▶ _What is required_
Repeat the whole of the data, keeping every detail the same.

►

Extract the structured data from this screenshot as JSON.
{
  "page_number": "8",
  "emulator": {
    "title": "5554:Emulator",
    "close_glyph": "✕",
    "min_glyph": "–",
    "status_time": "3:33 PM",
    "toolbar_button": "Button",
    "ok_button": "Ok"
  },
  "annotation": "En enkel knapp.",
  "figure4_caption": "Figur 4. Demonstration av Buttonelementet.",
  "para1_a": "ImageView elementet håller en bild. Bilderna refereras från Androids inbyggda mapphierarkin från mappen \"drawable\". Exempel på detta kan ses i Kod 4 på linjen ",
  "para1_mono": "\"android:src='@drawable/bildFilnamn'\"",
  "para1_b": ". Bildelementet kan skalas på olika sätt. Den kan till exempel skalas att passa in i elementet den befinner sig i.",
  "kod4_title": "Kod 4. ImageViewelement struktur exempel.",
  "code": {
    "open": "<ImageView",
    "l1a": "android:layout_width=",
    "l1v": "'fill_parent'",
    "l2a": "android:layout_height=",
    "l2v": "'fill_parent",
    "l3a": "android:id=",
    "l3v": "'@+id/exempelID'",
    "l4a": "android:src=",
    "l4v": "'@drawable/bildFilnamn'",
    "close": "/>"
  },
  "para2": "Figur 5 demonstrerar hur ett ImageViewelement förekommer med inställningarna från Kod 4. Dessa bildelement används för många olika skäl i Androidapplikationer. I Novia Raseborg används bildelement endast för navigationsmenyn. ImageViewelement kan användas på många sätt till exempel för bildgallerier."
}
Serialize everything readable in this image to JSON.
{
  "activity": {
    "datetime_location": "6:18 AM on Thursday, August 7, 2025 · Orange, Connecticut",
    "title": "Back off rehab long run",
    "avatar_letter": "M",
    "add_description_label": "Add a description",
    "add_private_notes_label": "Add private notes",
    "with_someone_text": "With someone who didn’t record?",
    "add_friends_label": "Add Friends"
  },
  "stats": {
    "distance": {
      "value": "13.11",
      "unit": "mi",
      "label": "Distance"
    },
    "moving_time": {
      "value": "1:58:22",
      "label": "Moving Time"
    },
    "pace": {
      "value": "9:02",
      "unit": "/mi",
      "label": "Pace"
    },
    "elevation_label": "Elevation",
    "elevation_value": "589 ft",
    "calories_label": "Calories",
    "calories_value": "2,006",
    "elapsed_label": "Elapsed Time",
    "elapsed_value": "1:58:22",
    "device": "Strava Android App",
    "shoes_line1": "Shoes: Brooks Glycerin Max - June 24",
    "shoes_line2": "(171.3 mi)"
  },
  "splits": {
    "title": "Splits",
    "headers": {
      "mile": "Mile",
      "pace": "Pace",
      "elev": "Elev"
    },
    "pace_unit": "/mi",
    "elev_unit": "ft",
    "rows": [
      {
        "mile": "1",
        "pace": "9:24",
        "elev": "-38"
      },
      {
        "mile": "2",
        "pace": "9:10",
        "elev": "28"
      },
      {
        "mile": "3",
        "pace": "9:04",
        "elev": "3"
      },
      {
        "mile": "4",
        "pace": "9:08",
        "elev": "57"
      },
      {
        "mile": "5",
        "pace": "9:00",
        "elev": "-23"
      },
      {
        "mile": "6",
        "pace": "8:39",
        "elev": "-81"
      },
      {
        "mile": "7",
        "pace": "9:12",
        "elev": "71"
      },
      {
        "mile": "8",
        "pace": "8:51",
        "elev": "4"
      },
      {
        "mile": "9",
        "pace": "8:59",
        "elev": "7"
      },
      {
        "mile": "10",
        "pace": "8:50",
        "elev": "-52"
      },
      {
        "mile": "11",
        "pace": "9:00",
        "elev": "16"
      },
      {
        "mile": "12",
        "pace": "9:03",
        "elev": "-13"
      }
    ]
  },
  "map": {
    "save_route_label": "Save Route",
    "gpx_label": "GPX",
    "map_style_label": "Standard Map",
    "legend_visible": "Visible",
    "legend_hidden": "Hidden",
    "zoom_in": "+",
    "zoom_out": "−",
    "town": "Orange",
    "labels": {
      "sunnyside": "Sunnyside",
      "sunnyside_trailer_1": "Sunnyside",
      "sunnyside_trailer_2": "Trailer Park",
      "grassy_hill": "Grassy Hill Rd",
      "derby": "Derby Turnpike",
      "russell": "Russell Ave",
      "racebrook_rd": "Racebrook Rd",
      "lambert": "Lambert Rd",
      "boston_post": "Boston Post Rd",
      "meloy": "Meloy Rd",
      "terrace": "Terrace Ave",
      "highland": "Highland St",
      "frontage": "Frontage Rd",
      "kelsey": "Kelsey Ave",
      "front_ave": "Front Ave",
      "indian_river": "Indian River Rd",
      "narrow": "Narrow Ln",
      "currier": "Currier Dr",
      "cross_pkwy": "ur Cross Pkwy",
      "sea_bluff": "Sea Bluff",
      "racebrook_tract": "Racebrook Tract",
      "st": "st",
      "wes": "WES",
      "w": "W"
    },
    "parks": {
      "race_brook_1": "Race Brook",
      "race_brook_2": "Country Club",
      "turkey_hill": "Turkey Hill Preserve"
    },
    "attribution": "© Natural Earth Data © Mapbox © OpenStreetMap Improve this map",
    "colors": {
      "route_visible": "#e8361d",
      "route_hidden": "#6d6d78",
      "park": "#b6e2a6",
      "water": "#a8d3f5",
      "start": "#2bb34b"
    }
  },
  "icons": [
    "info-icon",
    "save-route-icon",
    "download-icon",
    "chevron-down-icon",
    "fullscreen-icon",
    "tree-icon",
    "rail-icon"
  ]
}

◄

▶ _Answer for the task_
Extract the structured data from this screenshot as JSON.
{
  "page_number": "8",
  "emulator": {
    "title": "5554:Emulator",
    "close_glyph": "✕",
    "min_glyph": "–",
    "status_time": "3:33 PM",
    "toolbar_button": "Button",
    "ok_button": "Ok"
  },
  "annotation": "En enkel knapp.",
  "figure4_caption": "Figur 4. Demonstration av Buttonelementet.",
  "para1_a": "ImageView elementet håller en bild. Bilderna refereras från Androids inbyggda mapphierarkin från mappen \"drawable\". Exempel på detta kan ses i Kod 4 på linjen ",
  "para1_mono": "\"android:src='@drawable/bildFilnamn'\"",
  "para1_b": ". Bildelementet kan skalas på olika sätt. Den kan till exempel skalas att passa in i elementet den befinner sig i.",
  "kod4_title": "Kod 4. ImageViewelement struktur exempel.",
  "code": {
    "open": "<ImageView",
    "l1a": "android:layout_width=",
    "l1v": "'fill_parent'",
    "l2a": "android:layout_height=",
    "l2v": "'fill_parent",
    "l3a": "android:id=",
    "l3v": "'@+id/exempelID'",
    "l4a": "android:src=",
    "l4v": "'@drawable/bildFilnamn'",
    "close": "/>"
  },
  "para2": "Figur 5 demonstrerar hur ett ImageViewelement förekommer med inställningarna från Kod 4. Dessa bildelement används för många olika skäl i Androidapplikationer. I Novia Raseborg används bildelement endast för navigationsmenyn. ImageViewelement kan användas på många sätt till exempel för bildgallerier."
}
Serialize everything readable in this image to JSON.
{
  "activity": {
    "datetime_location": "6:18 AM on Thursday, August 7, 2025 · Orange, Connecticut",
    "title": "Back off rehab long run",
    "avatar_letter": "M",
    "add_description_label": "Add a description",
    "add_private_notes_label": "Add private notes",
    "with_someone_text": "With someone who didn’t record?",
    "add_friends_label": "Add Friends"
  },
  "stats": {
    "distance": {
      "value": "13.11",
      "unit": "mi",
      "label": "Distance"
    },
    "moving_time": {
      "value": "1:58:22",
      "label": "Moving Time"
    },
    "pace": {
      "value": "9:02",
      "unit": "/mi",
      "label": "Pace"
    },
    "elevation_label": "Elevation",
    "elevation_value": "589 ft",
    "calories_label": "Calories",
    "calories_value": "2,006",
    "elapsed_label": "Elapsed Time",
    "elapsed_value": "1:58:22",
    "device": "Strava Android App",
    "shoes_line1": "Shoes: Brooks Glycerin Max - June 24",
    "shoes_line2": "(171.3 mi)"
  },
  "splits": {
    "title": "Splits",
    "headers": {
      "mile": "Mile",
      "pace": "Pace",
      "elev": "Elev"
    },
    "pace_unit": "/mi",
    "elev_unit": "ft",
    "rows": [
      {
        "mile": "1",
        "pace": "9:24",
        "elev": "-38"
      },
      {
        "mile": "2",
        "pace": "9:10",
        "elev": "28"
      },
      {
        "mile": "3",
        "pace": "9:04",
        "elev": "3"
      },
      {
        "mile": "4",
        "pace": "9:08",
        "elev": "57"
      },
      {
        "mile": "5",
        "pace": "9:00",
        "elev": "-23"
      },
      {
        "mile": "6",
        "pace": "8:39",
        "elev": "-81"
      },
      {
        "mile": "7",
        "pace": "9:12",
        "elev": "71"
      },
      {
        "mile": "8",
        "pace": "8:51",
        "elev": "4"
      },
      {
        "mile": "9",
        "pace": "8:59",
        "elev": "7"
      },
      {
        "mile": "10",
        "pace": "8:50",
        "elev": "-52"
      },
      {
        "mile": "11",
        "pace": "9:00",
        "elev": "16"
      },
      {
        "mile": "12",
        "pace": "9:03",
        "elev": "-13"
      }
    ]
  },
  "map": {
    "save_route_label": "Save Route",
    "gpx_label": "GPX",
    "map_style_label": "Standard Map",
    "legend_visible": "Visible",
    "legend_hidden": "Hidden",
    "zoom_in": "+",
    "zoom_out": "−",
    "town": "Orange",
    "labels": {
      "sunnyside": "Sunnyside",
      "sunnyside_trailer_1": "Sunnyside",
      "sunnyside_trailer_2": "Trailer Park",
      "grassy_hill": "Grassy Hill Rd",
      "derby": "Derby Turnpike",
      "russell": "Russell Ave",
      "racebrook_rd": "Racebrook Rd",
      "lambert": "Lambert Rd",
      "boston_post": "Boston Post Rd",
      "meloy": "Meloy Rd",
      "terrace": "Terrace Ave",
      "highland": "Highland St",
      "frontage": "Frontage Rd",
      "kelsey": "Kelsey Ave",
      "front_ave": "Front Ave",
      "indian_river": "Indian River Rd",
      "narrow": "Narrow Ln",
      "currier": "Currier Dr",
      "cross_pkwy": "ur Cross Pkwy",
      "sea_bluff": "Sea Bluff",
      "racebrook_tract": "Racebrook Tract",
      "st": "st",
      "wes": "WES",
      "w": "W"
    },
    "parks": {
      "race_brook_1": "Race Brook",
      "race_brook_2": "Country Club",
      "turkey_hill": "Turkey Hill Preserve"
    },
    "attribution": "© Natural Earth Data © Mapbox © OpenStreetMap Improve this map",
    "colors": {
      "route_visible": "#e8361d",
      "route_hidden": "#6d6d78",
      "park": "#b6e2a6",
      "water": "#a8d3f5",
      "start": "#2bb34b"
    }
  },
  "icons": [
    "info-icon",
    "save-route-icon",
    "download-icon",
    "chevron-down-icon",
    "fullscreen-icon",
    "tree-icon",
    "rail-icon"
  ]
}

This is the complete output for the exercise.